EXERCISE - Write out the data again in full, exactly as it reads.
==*==
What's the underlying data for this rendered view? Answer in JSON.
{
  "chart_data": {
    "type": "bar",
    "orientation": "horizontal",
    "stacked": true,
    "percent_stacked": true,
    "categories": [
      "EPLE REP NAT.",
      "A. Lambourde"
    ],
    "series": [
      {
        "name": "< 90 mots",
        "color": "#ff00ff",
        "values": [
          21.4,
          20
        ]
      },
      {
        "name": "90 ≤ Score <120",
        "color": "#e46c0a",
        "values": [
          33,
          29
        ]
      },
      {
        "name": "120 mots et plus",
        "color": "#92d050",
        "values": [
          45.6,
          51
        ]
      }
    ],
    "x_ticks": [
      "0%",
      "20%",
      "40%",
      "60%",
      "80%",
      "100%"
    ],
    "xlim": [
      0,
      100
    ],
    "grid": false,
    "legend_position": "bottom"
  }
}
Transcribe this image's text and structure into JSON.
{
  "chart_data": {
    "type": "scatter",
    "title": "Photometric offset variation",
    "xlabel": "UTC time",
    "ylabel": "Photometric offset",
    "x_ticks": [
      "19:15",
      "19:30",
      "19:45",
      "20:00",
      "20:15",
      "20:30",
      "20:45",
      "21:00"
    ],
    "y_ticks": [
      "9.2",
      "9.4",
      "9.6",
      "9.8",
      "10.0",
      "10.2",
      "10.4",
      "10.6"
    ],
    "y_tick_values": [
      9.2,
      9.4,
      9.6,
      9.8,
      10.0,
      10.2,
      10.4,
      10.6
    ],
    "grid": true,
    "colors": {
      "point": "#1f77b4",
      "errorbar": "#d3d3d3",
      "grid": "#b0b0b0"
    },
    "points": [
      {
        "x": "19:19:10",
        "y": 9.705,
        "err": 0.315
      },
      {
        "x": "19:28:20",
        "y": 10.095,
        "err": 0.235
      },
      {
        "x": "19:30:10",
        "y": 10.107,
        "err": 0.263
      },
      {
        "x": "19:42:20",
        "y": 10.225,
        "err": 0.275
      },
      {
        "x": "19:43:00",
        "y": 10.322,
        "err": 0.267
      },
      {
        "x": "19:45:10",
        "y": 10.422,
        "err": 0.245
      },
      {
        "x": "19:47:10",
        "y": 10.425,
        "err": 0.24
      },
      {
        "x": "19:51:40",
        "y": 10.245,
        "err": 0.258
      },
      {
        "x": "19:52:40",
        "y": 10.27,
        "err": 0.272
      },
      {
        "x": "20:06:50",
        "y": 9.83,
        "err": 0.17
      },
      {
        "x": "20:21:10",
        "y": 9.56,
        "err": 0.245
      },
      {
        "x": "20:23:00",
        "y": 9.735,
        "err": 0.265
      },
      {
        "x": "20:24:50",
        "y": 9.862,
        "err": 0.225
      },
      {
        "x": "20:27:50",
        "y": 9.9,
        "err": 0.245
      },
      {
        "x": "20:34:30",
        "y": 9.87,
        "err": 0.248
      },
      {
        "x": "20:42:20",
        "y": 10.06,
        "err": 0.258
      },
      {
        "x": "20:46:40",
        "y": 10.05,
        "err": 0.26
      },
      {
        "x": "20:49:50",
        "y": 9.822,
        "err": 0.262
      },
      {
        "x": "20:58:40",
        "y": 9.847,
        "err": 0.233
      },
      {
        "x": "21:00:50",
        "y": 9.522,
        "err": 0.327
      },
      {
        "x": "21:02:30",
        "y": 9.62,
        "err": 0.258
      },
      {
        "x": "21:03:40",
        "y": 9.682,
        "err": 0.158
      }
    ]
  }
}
==*==
SOLVED EXERCISE -
What's the underlying data for this rendered view? Answer in JSON.
{
  "chart_data": {
    "type": "bar",
    "orientation": "horizontal",
    "stacked": true,
    "percent_stacked": true,
    "categories": [
      "EPLE REP NAT.",
      "A. Lambourde"
    ],
    "series": [
      {
        "name": "< 90 mots",
        "color": "#ff00ff",
        "values": [
          21.4,
          20
        ]
      },
      {
        "name": "90 ≤ Score <120",
        "color": "#e46c0a",
        "values": [
          33,
          29
        ]
      },
      {
        "name": "120 mots et plus",
        "color": "#92d050",
        "values": [
          45.6,
          51
        ]
      }
    ],
    "x_ticks": [
      "0%",
      "20%",
      "40%",
      "60%",
      "80%",
      "100%"
    ],
    "xlim": [
      0,
      100
    ],
    "grid": false,
    "legend_position": "bottom"
  }
}
Transcribe this image's text and structure into JSON.
{
  "chart_data": {
    "type": "scatter",
    "title": "Photometric offset variation",
    "xlabel": "UTC time",
    "ylabel": "Photometric offset",
    "x_ticks": [
      "19:15",
      "19:30",
      "19:45",
      "20:00",
      "20:15",
      "20:30",
      "20:45",
      "21:00"
    ],
    "y_ticks": [
      "9.2",
      "9.4",
      "9.6",
      "9.8",
      "10.0",
      "10.2",
      "10.4",
      "10.6"
    ],
    "y_tick_values": [
      9.2,
      9.4,
      9.6,
      9.8,
      10.0,
      10.2,
      10.4,
      10.6
    ],
    "grid": true,
    "colors": {
      "point": "#1f77b4",
      "errorbar": "#d3d3d3",
      "grid": "#b0b0b0"
    },
    "points": [
      {
        "x": "19:19:10",
        "y": 9.705,
        "err": 0.315
      },
      {
        "x": "19:28:20",
        "y": 10.095,
        "err": 0.235
      },
      {
        "x": "19:30:10",
        "y": 10.107,
        "err": 0.263
      },
      {
        "x": "19:42:20",
        "y": 10.225,
        "err": 0.275
      },
      {
        "x": "19:43:00",
        "y": 10.322,
        "err": 0.267
      },
      {
        "x": "19:45:10",
        "y": 10.422,
        "err": 0.245
      },
      {
        "x": "19:47:10",
        "y": 10.425,
        "err": 0.24
      },
      {
        "x": "19:51:40",
        "y": 10.245,
        "err": 0.258
      },
      {
        "x": "19:52:40",
        "y": 10.27,
        "err": 0.272
      },
      {
        "x": "20:06:50",
        "y": 9.83,
        "err": 0.17
      },
      {
        "x": "20:21:10",
        "y": 9.56,
        "err": 0.245
      },
      {
        "x": "20:23:00",
        "y": 9.735,
        "err": 0.265
      },
      {
        "x": "20:24:50",
        "y": 9.862,
        "err": 0.225
      },
      {
        "x": "20:27:50",
        "y": 9.9,
        "err": 0.245
      },
      {
        "x": "20:34:30",
        "y": 9.87,
        "err": 0.248
      },
      {
        "x": "20:42:20",
        "y": 10.06,
        "err": 0.258
      },
      {
        "x": "20:46:40",
        "y": 10.05,
        "err": 0.26
      },
      {
        "x": "20:49:50",
        "y": 9.822,
        "err": 0.262
      },
      {
        "x": "20:58:40",
        "y": 9.847,
        "err": 0.233
      },
      {
        "x": "21:00:50",
        "y": 9.522,
        "err": 0.327
      },
      {
        "x": "21:02:30",
        "y": 9.62,
        "err": 0.258
      },
      {
        "x": "21:03:40",
        "y": 9.682,
        "err": 0.158
      }
    ]
  }
}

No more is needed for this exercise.